··· STORED RECORDS ···

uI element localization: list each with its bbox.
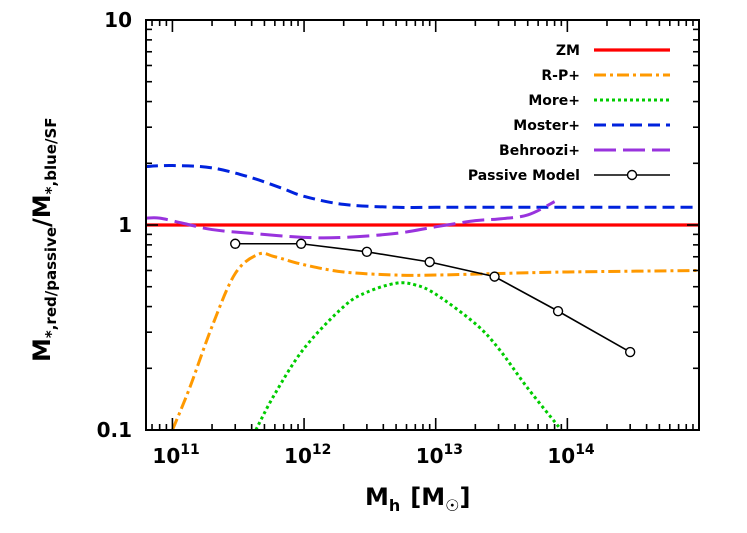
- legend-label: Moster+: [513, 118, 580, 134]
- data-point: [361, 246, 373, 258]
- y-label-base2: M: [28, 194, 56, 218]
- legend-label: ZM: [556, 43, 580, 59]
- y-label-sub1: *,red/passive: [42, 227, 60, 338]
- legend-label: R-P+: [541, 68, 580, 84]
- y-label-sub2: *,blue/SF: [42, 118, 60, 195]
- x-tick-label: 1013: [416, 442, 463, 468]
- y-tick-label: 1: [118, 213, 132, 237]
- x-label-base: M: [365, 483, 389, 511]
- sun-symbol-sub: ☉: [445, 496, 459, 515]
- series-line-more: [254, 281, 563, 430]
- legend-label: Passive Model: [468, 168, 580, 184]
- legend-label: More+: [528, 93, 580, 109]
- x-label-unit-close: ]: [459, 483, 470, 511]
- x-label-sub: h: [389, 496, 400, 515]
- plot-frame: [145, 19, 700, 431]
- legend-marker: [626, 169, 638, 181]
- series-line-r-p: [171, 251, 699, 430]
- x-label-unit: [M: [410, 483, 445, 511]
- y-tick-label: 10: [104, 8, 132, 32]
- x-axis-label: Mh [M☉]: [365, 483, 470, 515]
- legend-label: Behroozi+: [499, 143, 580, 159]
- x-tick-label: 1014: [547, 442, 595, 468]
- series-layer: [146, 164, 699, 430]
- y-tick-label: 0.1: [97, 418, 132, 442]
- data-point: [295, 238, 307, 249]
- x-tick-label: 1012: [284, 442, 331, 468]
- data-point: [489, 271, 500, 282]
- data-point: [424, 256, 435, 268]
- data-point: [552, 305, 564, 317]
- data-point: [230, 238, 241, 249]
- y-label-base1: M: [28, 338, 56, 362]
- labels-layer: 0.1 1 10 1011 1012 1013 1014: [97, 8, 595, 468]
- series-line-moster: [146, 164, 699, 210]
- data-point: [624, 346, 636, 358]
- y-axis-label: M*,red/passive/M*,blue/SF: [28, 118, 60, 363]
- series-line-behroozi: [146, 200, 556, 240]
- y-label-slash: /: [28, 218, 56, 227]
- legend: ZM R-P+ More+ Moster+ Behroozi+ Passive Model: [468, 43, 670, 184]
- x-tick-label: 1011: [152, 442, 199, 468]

···
··· STORED RECORDS ···

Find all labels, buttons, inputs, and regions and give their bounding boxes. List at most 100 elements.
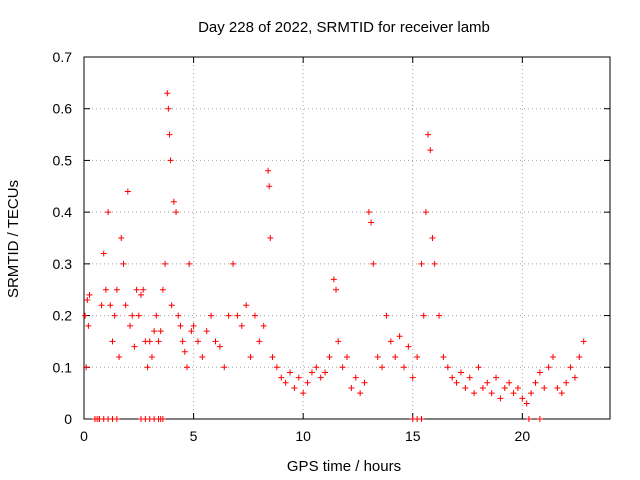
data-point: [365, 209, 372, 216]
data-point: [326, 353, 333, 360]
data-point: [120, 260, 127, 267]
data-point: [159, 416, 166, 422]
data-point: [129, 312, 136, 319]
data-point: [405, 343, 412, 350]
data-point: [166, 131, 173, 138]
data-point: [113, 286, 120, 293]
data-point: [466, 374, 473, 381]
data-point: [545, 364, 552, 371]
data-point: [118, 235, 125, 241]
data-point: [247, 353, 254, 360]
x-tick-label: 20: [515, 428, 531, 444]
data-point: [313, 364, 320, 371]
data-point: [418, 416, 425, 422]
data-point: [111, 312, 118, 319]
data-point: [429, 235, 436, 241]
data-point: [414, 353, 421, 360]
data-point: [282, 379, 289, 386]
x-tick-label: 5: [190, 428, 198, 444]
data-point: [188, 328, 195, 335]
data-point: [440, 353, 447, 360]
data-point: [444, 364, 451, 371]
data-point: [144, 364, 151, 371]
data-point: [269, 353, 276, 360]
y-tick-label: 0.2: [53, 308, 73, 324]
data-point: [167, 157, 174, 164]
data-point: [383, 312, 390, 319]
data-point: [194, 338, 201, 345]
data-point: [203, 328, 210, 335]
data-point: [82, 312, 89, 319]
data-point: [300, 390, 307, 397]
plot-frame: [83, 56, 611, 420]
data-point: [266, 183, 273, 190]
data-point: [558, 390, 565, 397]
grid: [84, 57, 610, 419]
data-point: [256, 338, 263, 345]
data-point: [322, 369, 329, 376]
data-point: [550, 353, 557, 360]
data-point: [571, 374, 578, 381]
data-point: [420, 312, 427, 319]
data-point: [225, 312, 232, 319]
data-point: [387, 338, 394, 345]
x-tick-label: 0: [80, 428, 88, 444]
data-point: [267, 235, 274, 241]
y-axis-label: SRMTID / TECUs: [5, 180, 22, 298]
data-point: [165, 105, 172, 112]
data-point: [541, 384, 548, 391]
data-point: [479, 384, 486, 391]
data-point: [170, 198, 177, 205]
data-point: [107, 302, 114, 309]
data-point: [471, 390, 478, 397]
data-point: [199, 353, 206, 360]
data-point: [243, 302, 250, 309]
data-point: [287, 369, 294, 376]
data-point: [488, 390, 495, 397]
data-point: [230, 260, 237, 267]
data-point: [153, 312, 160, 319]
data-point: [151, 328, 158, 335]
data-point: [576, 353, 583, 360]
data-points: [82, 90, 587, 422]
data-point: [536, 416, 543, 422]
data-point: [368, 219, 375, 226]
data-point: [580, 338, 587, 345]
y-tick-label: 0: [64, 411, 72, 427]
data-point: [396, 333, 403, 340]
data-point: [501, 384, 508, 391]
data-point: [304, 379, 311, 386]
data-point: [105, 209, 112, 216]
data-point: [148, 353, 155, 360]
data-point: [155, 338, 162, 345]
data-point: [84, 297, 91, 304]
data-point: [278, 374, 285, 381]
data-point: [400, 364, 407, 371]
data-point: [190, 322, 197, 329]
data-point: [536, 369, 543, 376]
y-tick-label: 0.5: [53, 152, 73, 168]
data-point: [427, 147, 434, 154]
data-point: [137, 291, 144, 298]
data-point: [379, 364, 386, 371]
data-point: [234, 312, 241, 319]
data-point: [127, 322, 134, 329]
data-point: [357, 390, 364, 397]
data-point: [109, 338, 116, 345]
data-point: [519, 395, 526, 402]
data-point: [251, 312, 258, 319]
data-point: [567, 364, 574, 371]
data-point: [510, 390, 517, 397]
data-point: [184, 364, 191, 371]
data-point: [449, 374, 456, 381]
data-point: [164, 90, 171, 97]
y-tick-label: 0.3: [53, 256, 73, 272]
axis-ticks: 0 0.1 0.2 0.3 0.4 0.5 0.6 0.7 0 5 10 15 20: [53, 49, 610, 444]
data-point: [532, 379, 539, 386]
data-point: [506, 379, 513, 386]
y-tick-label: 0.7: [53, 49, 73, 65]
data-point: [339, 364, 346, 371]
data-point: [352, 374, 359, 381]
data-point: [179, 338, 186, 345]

···
··· STORED RECORDS ···

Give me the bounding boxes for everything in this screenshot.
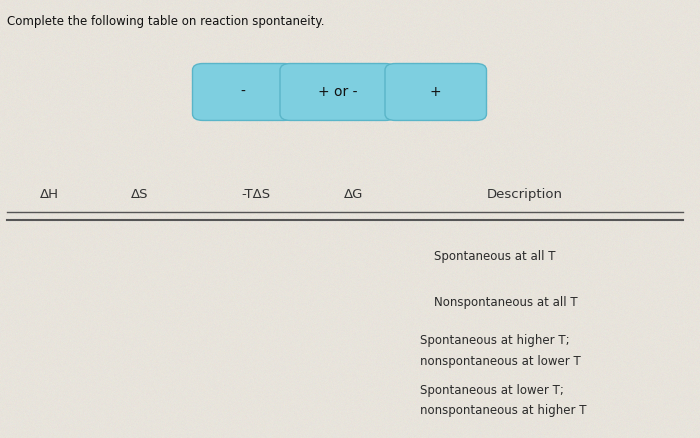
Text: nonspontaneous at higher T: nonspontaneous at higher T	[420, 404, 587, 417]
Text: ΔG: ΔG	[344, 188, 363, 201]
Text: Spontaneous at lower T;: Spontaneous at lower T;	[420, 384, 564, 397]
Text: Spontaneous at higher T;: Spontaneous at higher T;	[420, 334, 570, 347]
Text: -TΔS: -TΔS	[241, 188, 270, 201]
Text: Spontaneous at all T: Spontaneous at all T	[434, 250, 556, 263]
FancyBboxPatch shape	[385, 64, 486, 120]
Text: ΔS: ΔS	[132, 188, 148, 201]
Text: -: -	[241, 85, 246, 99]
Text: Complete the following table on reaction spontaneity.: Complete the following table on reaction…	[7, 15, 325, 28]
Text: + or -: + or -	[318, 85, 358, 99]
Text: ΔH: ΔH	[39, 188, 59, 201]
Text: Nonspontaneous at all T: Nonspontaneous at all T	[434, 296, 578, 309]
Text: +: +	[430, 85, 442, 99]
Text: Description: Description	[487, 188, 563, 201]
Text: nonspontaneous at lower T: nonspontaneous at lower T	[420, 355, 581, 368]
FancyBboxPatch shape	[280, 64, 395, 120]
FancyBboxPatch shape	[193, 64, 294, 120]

···

▶ **STATED GOAL**: Locate each line in the items above that contains the word "layer", and copy those lines out in full.

▶ **RESULT BELOW**:
- series-layer: [146, 164, 699, 430]
- labels-layer: 0.1 1 10 1011 1012 1013 1014: [97, 8, 595, 468]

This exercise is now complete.